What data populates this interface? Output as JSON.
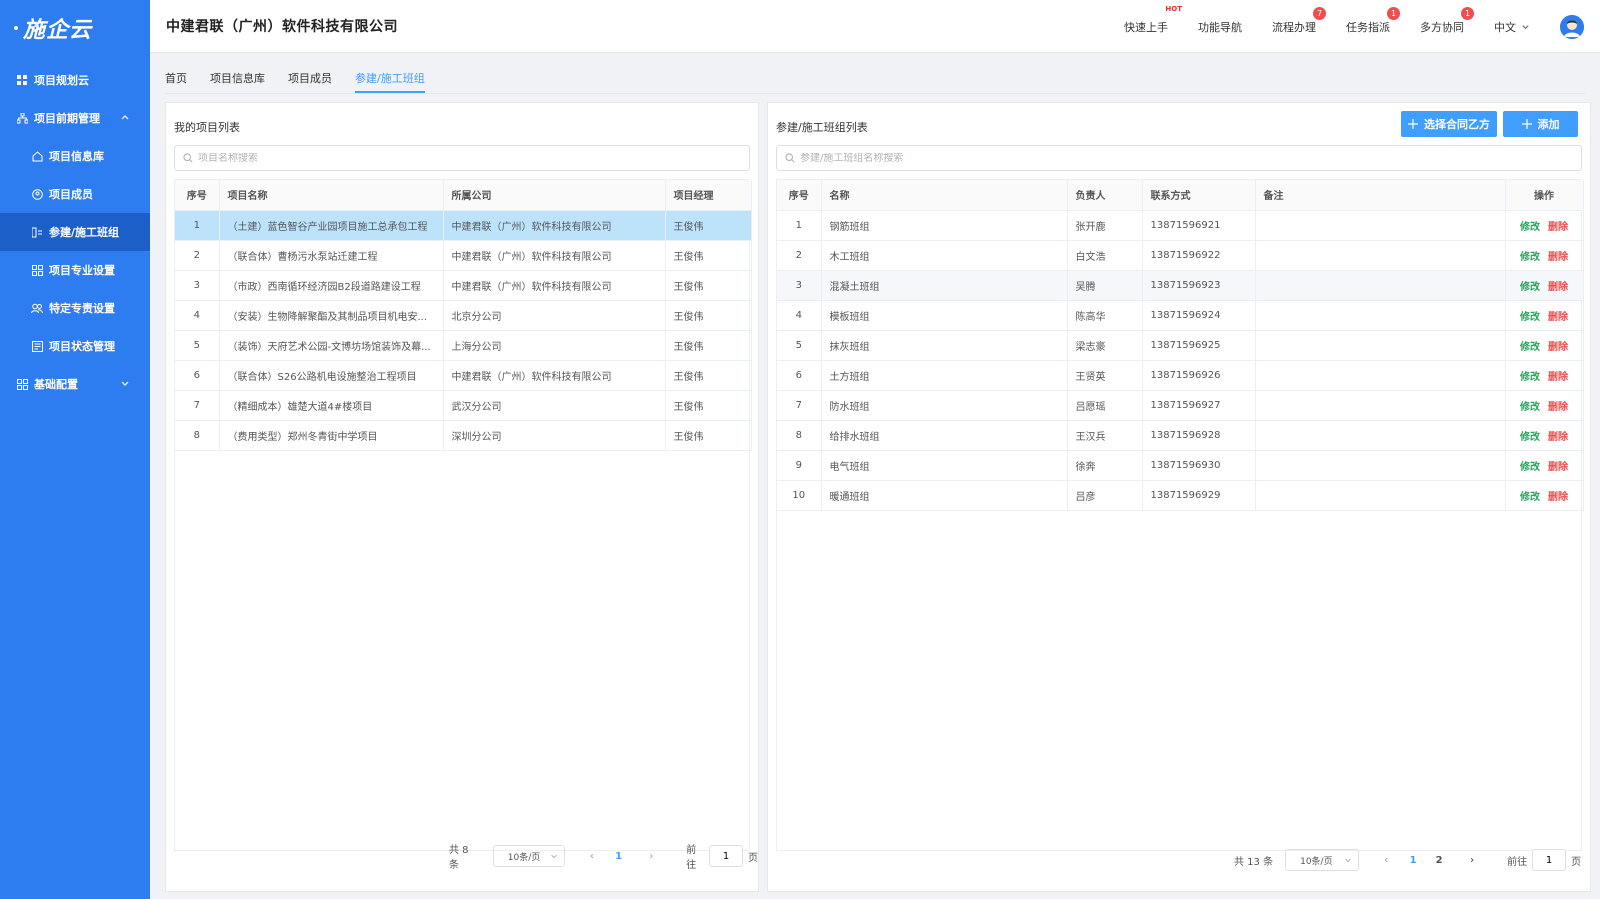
{
  "sidebar": {
    "logo": "施企云",
    "items": [
      {
        "label": "项目规划云"
      },
      {
        "label": "项目前期管理"
      },
      {
        "label": "项目信息库"
      },
      {
        "label": "项目成员"
      },
      {
        "label": "参建/施工班组"
      },
      {
        "label": "项目专业设置"
      },
      {
        "label": "特定专责设置"
      },
      {
        "label": "项目状态管理"
      },
      {
        "label": "基础配置"
      }
    ]
  },
  "header": {
    "company": "中建君联（广州）软件科技有限公司",
    "nav": [
      {
        "label": "快速上手",
        "hot": "HOT"
      },
      {
        "label": "功能导航"
      },
      {
        "label": "流程办理",
        "badge": "7"
      },
      {
        "label": "任务指派",
        "badge": "1"
      },
      {
        "label": "多方协同",
        "badge": "1"
      }
    ],
    "lang": "中文"
  },
  "tabs": [
    "首页",
    "项目信息库",
    "项目成员",
    "参建/施工班组"
  ],
  "left": {
    "title": "我的项目列表",
    "search_placeholder": "项目名称搜索",
    "columns": [
      "序号",
      "项目名称",
      "所属公司",
      "项目经理"
    ],
    "rows": [
      [
        "1",
        "（土建）蓝色智谷产业园项目施工总承包工程",
        "中建君联（广州）软件科技有限公司",
        "王俊伟"
      ],
      [
        "2",
        "（联合体）曹杨污水泵站迁建工程",
        "中建君联（广州）软件科技有限公司",
        "王俊伟"
      ],
      [
        "3",
        "（市政）西南循环经济园B2段道路建设工程",
        "中建君联（广州）软件科技有限公司",
        "王俊伟"
      ],
      [
        "4",
        "（安装）生物降解聚酯及其制品项目机电安...",
        "北京分公司",
        "王俊伟"
      ],
      [
        "5",
        "（装饰）天府艺术公园-文博坊场馆装饰及幕...",
        "上海分公司",
        "王俊伟"
      ],
      [
        "6",
        "（联合体）S26公路机电设施整治工程项目",
        "中建君联（广州）软件科技有限公司",
        "王俊伟"
      ],
      [
        "7",
        "（精细成本）雄楚大道4#楼项目",
        "武汉分公司",
        "王俊伟"
      ],
      [
        "8",
        "（费用类型）郑州冬青街中学项目",
        "深圳分公司",
        "王俊伟"
      ]
    ],
    "pager": {
      "total": "共 8 条",
      "size": "10条/页",
      "pages": [
        "1"
      ],
      "goto_label": "前往",
      "goto_value": "1",
      "goto_suffix": "页"
    }
  },
  "right": {
    "title": "参建/施工班组列表",
    "btn_select": "选择合同乙方",
    "btn_add": "添加",
    "search_placeholder": "参建/施工班组名称搜索",
    "columns": [
      "序号",
      "名称",
      "负责人",
      "联系方式",
      "备注",
      "操作"
    ],
    "edit_label": "修改",
    "delete_label": "删除",
    "rows": [
      [
        "1",
        "钢筋班组",
        "张开鹿",
        "13871596921",
        ""
      ],
      [
        "2",
        "木工班组",
        "白文浩",
        "13871596922",
        ""
      ],
      [
        "3",
        "混凝土班组",
        "吴腾",
        "13871596923",
        ""
      ],
      [
        "4",
        "模板班组",
        "陈高华",
        "13871596924",
        ""
      ],
      [
        "5",
        "抹灰班组",
        "梁志豪",
        "13871596925",
        ""
      ],
      [
        "6",
        "土方班组",
        "王贤英",
        "13871596926",
        ""
      ],
      [
        "7",
        "防水班组",
        "吕愿瑶",
        "13871596927",
        ""
      ],
      [
        "8",
        "给排水班组",
        "王汉兵",
        "13871596928",
        ""
      ],
      [
        "9",
        "电气班组",
        "徐奔",
        "13871596930",
        ""
      ],
      [
        "10",
        "暖通班组",
        "吕彦",
        "13871596929",
        ""
      ]
    ],
    "pager": {
      "total": "共 13 条",
      "size": "10条/页",
      "pages": [
        "1",
        "2"
      ],
      "goto_label": "前往",
      "goto_value": "1",
      "goto_suffix": "页"
    }
  }
}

━━━━━━━━

**BRIEF:**
Set each line of the records down exactly, leaving every picture out.

**TASK ANSWER:**
What data populates this interface? Output as JSON.
{
  "sidebar": {
    "logo": "施企云",
    "items": [
      {
        "label": "项目规划云"
      },
      {
        "label": "项目前期管理"
      },
      {
        "label": "项目信息库"
      },
      {
        "label": "项目成员"
      },
      {
        "label": "参建/施工班组"
      },
      {
        "label": "项目专业设置"
      },
      {
        "label": "特定专责设置"
      },
      {
        "label": "项目状态管理"
      },
      {
        "label": "基础配置"
      }
    ]
  },
  "header": {
    "company": "中建君联（广州）软件科技有限公司",
    "nav": [
      {
        "label": "快速上手",
        "hot": "HOT"
      },
      {
        "label": "功能导航"
      },
      {
        "label": "流程办理",
        "badge": "7"
      },
      {
        "label": "任务指派",
        "badge": "1"
      },
      {
        "label": "多方协同",
        "badge": "1"
      }
    ],
    "lang": "中文"
  },
  "tabs": [
    "首页",
    "项目信息库",
    "项目成员",
    "参建/施工班组"
  ],
  "left": {
    "title": "我的项目列表",
    "search_placeholder": "项目名称搜索",
    "columns": [
      "序号",
      "项目名称",
      "所属公司",
      "项目经理"
    ],
    "rows": [
      [
        "1",
        "（土建）蓝色智谷产业园项目施工总承包工程",
        "中建君联（广州）软件科技有限公司",
        "王俊伟"
      ],
      [
        "2",
        "（联合体）曹杨污水泵站迁建工程",
        "中建君联（广州）软件科技有限公司",
        "王俊伟"
      ],
      [
        "3",
        "（市政）西南循环经济园B2段道路建设工程",
        "中建君联（广州）软件科技有限公司",
        "王俊伟"
      ],
      [
        "4",
        "（安装）生物降解聚酯及其制品项目机电安...",
        "北京分公司",
        "王俊伟"
      ],
      [
        "5",
        "（装饰）天府艺术公园-文博坊场馆装饰及幕...",
        "上海分公司",
        "王俊伟"
      ],
      [
        "6",
        "（联合体）S26公路机电设施整治工程项目",
        "中建君联（广州）软件科技有限公司",
        "王俊伟"
      ],
      [
        "7",
        "（精细成本）雄楚大道4#楼项目",
        "武汉分公司",
        "王俊伟"
      ],
      [
        "8",
        "（费用类型）郑州冬青街中学项目",
        "深圳分公司",
        "王俊伟"
      ]
    ],
    "pager": {
      "total": "共 8 条",
      "size": "10条/页",
      "pages": [
        "1"
      ],
      "goto_label": "前往",
      "goto_value": "1",
      "goto_suffix": "页"
    }
  },
  "right": {
    "title": "参建/施工班组列表",
    "btn_select": "选择合同乙方",
    "btn_add": "添加",
    "search_placeholder": "参建/施工班组名称搜索",
    "columns": [
      "序号",
      "名称",
      "负责人",
      "联系方式",
      "备注",
      "操作"
    ],
    "edit_label": "修改",
    "delete_label": "删除",
    "rows": [
      [
        "1",
        "钢筋班组",
        "张开鹿",
        "13871596921",
        ""
      ],
      [
        "2",
        "木工班组",
        "白文浩",
        "13871596922",
        ""
      ],
      [
        "3",
        "混凝土班组",
        "吴腾",
        "13871596923",
        ""
      ],
      [
        "4",
        "模板班组",
        "陈高华",
        "13871596924",
        ""
      ],
      [
        "5",
        "抹灰班组",
        "梁志豪",
        "13871596925",
        ""
      ],
      [
        "6",
        "土方班组",
        "王贤英",
        "13871596926",
        ""
      ],
      [
        "7",
        "防水班组",
        "吕愿瑶",
        "13871596927",
        ""
      ],
      [
        "8",
        "给排水班组",
        "王汉兵",
        "13871596928",
        ""
      ],
      [
        "9",
        "电气班组",
        "徐奔",
        "13871596930",
        ""
      ],
      [
        "10",
        "暖通班组",
        "吕彦",
        "13871596929",
        ""
      ]
    ],
    "pager": {
      "total": "共 13 条",
      "size": "10条/页",
      "pages": [
        "1",
        "2"
      ],
      "goto_label": "前往",
      "goto_value": "1",
      "goto_suffix": "页"
    }
  }
}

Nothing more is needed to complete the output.